■ **Extracted information**
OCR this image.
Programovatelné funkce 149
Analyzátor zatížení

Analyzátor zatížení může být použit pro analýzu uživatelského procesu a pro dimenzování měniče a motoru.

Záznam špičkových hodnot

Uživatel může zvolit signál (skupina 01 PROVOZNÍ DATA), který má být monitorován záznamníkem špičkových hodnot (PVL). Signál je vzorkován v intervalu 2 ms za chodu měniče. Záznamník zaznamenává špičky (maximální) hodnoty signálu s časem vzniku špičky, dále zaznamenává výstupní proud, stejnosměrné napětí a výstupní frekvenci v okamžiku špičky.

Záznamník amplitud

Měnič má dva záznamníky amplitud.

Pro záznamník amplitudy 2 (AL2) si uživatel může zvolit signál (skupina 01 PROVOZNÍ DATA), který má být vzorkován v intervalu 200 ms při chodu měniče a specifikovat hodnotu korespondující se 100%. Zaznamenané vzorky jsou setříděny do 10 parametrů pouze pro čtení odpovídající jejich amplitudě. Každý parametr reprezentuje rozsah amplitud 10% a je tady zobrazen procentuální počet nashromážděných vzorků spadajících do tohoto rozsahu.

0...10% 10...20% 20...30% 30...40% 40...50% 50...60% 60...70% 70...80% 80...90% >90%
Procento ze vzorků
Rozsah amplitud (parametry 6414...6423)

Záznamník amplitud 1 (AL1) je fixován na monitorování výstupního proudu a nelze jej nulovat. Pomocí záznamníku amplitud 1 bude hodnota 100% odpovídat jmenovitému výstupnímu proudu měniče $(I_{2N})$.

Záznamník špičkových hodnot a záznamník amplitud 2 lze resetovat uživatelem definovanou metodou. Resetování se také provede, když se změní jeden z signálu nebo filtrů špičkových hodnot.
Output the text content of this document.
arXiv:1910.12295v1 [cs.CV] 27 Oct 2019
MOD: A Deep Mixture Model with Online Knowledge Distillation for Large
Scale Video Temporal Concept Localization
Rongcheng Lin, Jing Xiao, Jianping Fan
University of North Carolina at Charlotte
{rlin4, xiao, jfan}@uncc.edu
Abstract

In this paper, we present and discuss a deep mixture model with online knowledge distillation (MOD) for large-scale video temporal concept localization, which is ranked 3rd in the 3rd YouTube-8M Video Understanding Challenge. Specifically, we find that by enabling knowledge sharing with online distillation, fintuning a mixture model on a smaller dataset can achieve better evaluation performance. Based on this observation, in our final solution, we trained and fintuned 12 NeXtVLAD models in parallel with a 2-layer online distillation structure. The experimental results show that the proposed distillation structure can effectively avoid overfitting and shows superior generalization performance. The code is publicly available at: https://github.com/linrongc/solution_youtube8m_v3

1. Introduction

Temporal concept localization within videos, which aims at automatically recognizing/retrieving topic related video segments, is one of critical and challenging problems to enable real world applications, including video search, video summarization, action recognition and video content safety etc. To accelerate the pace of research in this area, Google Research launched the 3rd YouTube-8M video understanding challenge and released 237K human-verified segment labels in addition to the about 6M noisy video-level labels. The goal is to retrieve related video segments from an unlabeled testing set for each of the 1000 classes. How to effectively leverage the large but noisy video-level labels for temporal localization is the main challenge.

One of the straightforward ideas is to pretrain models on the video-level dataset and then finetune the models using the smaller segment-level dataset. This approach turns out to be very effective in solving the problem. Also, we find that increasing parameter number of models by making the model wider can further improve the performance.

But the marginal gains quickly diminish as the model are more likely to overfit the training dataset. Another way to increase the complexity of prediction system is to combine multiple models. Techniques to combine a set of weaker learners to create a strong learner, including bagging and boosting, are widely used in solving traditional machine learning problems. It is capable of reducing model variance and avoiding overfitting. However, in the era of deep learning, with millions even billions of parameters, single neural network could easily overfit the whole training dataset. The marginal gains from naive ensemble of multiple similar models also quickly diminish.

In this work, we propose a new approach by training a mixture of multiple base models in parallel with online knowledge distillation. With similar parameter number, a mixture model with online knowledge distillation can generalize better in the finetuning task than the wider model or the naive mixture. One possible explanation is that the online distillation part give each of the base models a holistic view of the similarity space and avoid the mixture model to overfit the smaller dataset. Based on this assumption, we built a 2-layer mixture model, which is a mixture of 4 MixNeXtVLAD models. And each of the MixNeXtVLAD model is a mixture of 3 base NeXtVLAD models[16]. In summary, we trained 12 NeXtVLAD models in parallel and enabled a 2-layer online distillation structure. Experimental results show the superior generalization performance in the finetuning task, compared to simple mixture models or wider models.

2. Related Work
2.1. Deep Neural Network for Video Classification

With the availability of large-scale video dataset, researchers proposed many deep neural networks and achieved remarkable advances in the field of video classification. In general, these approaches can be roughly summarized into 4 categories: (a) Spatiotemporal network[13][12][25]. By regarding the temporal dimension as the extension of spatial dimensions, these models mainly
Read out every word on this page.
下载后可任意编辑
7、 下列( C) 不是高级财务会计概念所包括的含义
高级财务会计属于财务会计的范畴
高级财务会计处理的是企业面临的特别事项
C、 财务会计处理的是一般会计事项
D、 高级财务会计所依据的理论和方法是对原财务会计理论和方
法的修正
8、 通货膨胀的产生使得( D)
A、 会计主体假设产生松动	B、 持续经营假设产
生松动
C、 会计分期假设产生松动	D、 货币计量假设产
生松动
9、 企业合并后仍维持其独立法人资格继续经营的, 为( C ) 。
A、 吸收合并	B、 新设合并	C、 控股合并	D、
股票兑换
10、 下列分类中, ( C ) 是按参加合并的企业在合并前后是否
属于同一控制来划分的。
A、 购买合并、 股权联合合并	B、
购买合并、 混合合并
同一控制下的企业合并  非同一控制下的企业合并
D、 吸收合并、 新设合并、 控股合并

■ **Requirement**
Every line of the records above needs to be given again exactly.

■ **Task result**
OCR this image.
Programovatelné funkce 149
Analyzátor zatížení

Analyzátor zatížení může být použit pro analýzu uživatelského procesu a pro dimenzování měniče a motoru.

Záznam špičkových hodnot

Uživatel může zvolit signál (skupina 01 PROVOZNÍ DATA), který má být monitorován záznamníkem špičkových hodnot (PVL). Signál je vzorkován v intervalu 2 ms za chodu měniče. Záznamník zaznamenává špičky (maximální) hodnoty signálu s časem vzniku špičky, dále zaznamenává výstupní proud, stejnosměrné napětí a výstupní frekvenci v okamžiku špičky.

Záznamník amplitud

Měnič má dva záznamníky amplitud.

Pro záznamník amplitudy 2 (AL2) si uživatel může zvolit signál (skupina 01 PROVOZNÍ DATA), který má být vzorkován v intervalu 200 ms při chodu měniče a specifikovat hodnotu korespondující se 100%. Zaznamenané vzorky jsou setříděny do 10 parametrů pouze pro čtení odpovídající jejich amplitudě. Každý parametr reprezentuje rozsah amplitud 10% a je tady zobrazen procentuální počet nashromážděných vzorků spadajících do tohoto rozsahu.

0...10% 10...20% 20...30% 30...40% 40...50% 50...60% 60...70% 70...80% 80...90% >90%
Procento ze vzorků
Rozsah amplitud (parametry 6414...6423)

Záznamník amplitud 1 (AL1) je fixován na monitorování výstupního proudu a nelze jej nulovat. Pomocí záznamníku amplitud 1 bude hodnota 100% odpovídat jmenovitému výstupnímu proudu měniče $(I_{2N})$.

Záznamník špičkových hodnot a záznamník amplitud 2 lze resetovat uživatelem definovanou metodou. Resetování se také provede, když se změní jeden z signálu nebo filtrů špičkových hodnot.
Output the text content of this document.
arXiv:1910.12295v1 [cs.CV] 27 Oct 2019
MOD: A Deep Mixture Model with Online Knowledge Distillation for Large
Scale Video Temporal Concept Localization
Rongcheng Lin, Jing Xiao, Jianping Fan
University of North Carolina at Charlotte
{rlin4, xiao, jfan}@uncc.edu
Abstract

In this paper, we present and discuss a deep mixture model with online knowledge distillation (MOD) for large-scale video temporal concept localization, which is ranked 3rd in the 3rd YouTube-8M Video Understanding Challenge. Specifically, we find that by enabling knowledge sharing with online distillation, fintuning a mixture model on a smaller dataset can achieve better evaluation performance. Based on this observation, in our final solution, we trained and fintuned 12 NeXtVLAD models in parallel with a 2-layer online distillation structure. The experimental results show that the proposed distillation structure can effectively avoid overfitting and shows superior generalization performance. The code is publicly available at: https://github.com/linrongc/solution_youtube8m_v3

1. Introduction

Temporal concept localization within videos, which aims at automatically recognizing/retrieving topic related video segments, is one of critical and challenging problems to enable real world applications, including video search, video summarization, action recognition and video content safety etc. To accelerate the pace of research in this area, Google Research launched the 3rd YouTube-8M video understanding challenge and released 237K human-verified segment labels in addition to the about 6M noisy video-level labels. The goal is to retrieve related video segments from an unlabeled testing set for each of the 1000 classes. How to effectively leverage the large but noisy video-level labels for temporal localization is the main challenge.

One of the straightforward ideas is to pretrain models on the video-level dataset and then finetune the models using the smaller segment-level dataset. This approach turns out to be very effective in solving the problem. Also, we find that increasing parameter number of models by making the model wider can further improve the performance.

But the marginal gains quickly diminish as the model are more likely to overfit the training dataset. Another way to increase the complexity of prediction system is to combine multiple models. Techniques to combine a set of weaker learners to create a strong learner, including bagging and boosting, are widely used in solving traditional machine learning problems. It is capable of reducing model variance and avoiding overfitting. However, in the era of deep learning, with millions even billions of parameters, single neural network could easily overfit the whole training dataset. The marginal gains from naive ensemble of multiple similar models also quickly diminish.

In this work, we propose a new approach by training a mixture of multiple base models in parallel with online knowledge distillation. With similar parameter number, a mixture model with online knowledge distillation can generalize better in the finetuning task than the wider model or the naive mixture. One possible explanation is that the online distillation part give each of the base models a holistic view of the similarity space and avoid the mixture model to overfit the smaller dataset. Based on this assumption, we built a 2-layer mixture model, which is a mixture of 4 MixNeXtVLAD models. And each of the MixNeXtVLAD model is a mixture of 3 base NeXtVLAD models[16]. In summary, we trained 12 NeXtVLAD models in parallel and enabled a 2-layer online distillation structure. Experimental results show the superior generalization performance in the finetuning task, compared to simple mixture models or wider models.

2. Related Work
2.1. Deep Neural Network for Video Classification

With the availability of large-scale video dataset, researchers proposed many deep neural networks and achieved remarkable advances in the field of video classification. In general, these approaches can be roughly summarized into 4 categories: (a) Spatiotemporal network[13][12][25]. By regarding the temporal dimension as the extension of spatial dimensions, these models mainly
Read out every word on this page.
下载后可任意编辑
7、 下列( C) 不是高级财务会计概念所包括的含义
高级财务会计属于财务会计的范畴
高级财务会计处理的是企业面临的特别事项
C、 财务会计处理的是一般会计事项
D、 高级财务会计所依据的理论和方法是对原财务会计理论和方
法的修正
8、 通货膨胀的产生使得( D)
A、 会计主体假设产生松动	B、 持续经营假设产
生松动
C、 会计分期假设产生松动	D、 货币计量假设产
生松动
9、 企业合并后仍维持其独立法人资格继续经营的, 为( C ) 。
A、 吸收合并	B、 新设合并	C、 控股合并	D、
股票兑换
10、 下列分类中, ( C ) 是按参加合并的企业在合并前后是否
属于同一控制来划分的。
A、 购买合并、 股权联合合并	B、
购买合并、 混合合并
同一控制下的企业合并  非同一控制下的企业合并
D、 吸收合并、 新设合并、 控股合并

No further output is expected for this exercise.